#### Description of the task
Scan the material for the word "used", and copy each line where it shows up.

#### Information shown
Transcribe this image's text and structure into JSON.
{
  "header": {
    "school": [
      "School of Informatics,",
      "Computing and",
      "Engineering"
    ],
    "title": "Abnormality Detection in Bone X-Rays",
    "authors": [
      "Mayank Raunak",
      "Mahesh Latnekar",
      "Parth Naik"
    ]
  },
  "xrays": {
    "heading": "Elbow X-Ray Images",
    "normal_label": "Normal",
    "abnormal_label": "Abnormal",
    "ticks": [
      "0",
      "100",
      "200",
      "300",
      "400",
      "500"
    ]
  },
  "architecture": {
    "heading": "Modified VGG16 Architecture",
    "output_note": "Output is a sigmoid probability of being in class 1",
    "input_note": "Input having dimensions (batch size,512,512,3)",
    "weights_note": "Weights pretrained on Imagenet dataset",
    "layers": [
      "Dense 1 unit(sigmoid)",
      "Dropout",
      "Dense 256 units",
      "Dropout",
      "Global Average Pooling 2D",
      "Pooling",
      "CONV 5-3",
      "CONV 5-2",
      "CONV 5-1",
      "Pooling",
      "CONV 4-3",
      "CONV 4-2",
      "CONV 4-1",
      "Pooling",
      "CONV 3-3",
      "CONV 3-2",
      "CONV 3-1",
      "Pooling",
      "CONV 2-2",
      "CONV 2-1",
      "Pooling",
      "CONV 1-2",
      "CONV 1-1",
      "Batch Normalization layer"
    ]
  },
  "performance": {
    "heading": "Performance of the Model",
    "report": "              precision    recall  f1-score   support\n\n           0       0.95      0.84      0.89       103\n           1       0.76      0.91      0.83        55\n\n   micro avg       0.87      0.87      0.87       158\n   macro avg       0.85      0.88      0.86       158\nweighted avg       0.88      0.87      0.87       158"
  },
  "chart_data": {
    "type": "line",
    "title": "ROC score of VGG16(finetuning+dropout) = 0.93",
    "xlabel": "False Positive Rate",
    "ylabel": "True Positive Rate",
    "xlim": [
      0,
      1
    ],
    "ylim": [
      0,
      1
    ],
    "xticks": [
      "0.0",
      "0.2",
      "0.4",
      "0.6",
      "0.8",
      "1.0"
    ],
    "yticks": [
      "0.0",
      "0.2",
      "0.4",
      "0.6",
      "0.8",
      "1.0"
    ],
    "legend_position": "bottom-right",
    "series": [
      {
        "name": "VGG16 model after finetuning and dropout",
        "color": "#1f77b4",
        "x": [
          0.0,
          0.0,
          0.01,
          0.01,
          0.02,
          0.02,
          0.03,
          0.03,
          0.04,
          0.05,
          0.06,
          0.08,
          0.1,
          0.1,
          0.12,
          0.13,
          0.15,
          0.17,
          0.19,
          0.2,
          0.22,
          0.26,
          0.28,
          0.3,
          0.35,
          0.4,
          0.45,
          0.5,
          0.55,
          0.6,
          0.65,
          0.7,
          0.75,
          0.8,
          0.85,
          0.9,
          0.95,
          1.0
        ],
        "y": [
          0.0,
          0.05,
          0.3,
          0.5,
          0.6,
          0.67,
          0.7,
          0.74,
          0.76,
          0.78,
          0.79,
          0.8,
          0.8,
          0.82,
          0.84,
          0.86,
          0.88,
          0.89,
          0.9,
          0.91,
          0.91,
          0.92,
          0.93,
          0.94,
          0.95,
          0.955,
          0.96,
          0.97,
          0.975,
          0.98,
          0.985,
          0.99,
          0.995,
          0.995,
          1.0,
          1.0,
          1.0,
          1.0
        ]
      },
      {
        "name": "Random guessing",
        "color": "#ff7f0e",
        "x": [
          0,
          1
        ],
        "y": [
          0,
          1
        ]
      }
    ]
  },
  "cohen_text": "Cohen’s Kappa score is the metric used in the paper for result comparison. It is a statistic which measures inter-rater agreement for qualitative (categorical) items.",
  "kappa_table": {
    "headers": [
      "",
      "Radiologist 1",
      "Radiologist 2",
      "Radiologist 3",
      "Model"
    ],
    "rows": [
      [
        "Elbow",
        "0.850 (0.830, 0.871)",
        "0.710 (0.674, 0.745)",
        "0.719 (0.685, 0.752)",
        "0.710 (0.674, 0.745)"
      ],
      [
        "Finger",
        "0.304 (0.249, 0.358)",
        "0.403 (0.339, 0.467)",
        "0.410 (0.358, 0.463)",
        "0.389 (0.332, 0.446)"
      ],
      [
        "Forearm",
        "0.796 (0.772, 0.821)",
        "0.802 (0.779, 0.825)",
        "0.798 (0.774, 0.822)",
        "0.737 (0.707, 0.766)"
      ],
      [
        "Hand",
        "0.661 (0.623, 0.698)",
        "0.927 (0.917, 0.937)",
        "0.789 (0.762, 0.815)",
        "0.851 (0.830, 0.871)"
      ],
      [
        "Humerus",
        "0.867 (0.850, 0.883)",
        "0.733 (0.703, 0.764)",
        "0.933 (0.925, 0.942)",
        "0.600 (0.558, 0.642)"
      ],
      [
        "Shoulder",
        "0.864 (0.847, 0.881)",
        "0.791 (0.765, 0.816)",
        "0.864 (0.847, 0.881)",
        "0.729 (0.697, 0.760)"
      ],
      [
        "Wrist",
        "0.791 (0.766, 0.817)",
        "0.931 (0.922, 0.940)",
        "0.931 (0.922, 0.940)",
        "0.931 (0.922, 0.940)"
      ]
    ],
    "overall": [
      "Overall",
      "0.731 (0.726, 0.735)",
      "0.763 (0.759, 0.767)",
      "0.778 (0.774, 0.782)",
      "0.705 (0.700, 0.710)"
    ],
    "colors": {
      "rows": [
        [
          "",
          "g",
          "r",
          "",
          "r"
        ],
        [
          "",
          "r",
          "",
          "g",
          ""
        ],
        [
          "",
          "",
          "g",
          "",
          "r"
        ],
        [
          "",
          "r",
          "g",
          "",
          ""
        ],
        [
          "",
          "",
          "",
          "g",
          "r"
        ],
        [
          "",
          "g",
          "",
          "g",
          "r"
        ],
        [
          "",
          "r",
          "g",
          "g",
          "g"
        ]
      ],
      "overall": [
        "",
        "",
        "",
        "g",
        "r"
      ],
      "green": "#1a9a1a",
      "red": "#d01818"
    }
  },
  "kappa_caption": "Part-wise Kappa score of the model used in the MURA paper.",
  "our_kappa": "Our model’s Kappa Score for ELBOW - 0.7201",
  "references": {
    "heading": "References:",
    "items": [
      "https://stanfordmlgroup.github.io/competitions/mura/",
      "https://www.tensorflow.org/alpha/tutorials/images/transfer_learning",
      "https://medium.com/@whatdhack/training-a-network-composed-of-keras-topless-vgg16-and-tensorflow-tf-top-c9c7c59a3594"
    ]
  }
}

#### Task response
  "cohen_text": "Cohen’s Kappa score is the metric used in the paper for result comparison. It is a statistic which measures inter-rater agreement for qualitative (categorical) items.",
  "kappa_caption": "Part-wise Kappa score of the model used in the MURA paper.",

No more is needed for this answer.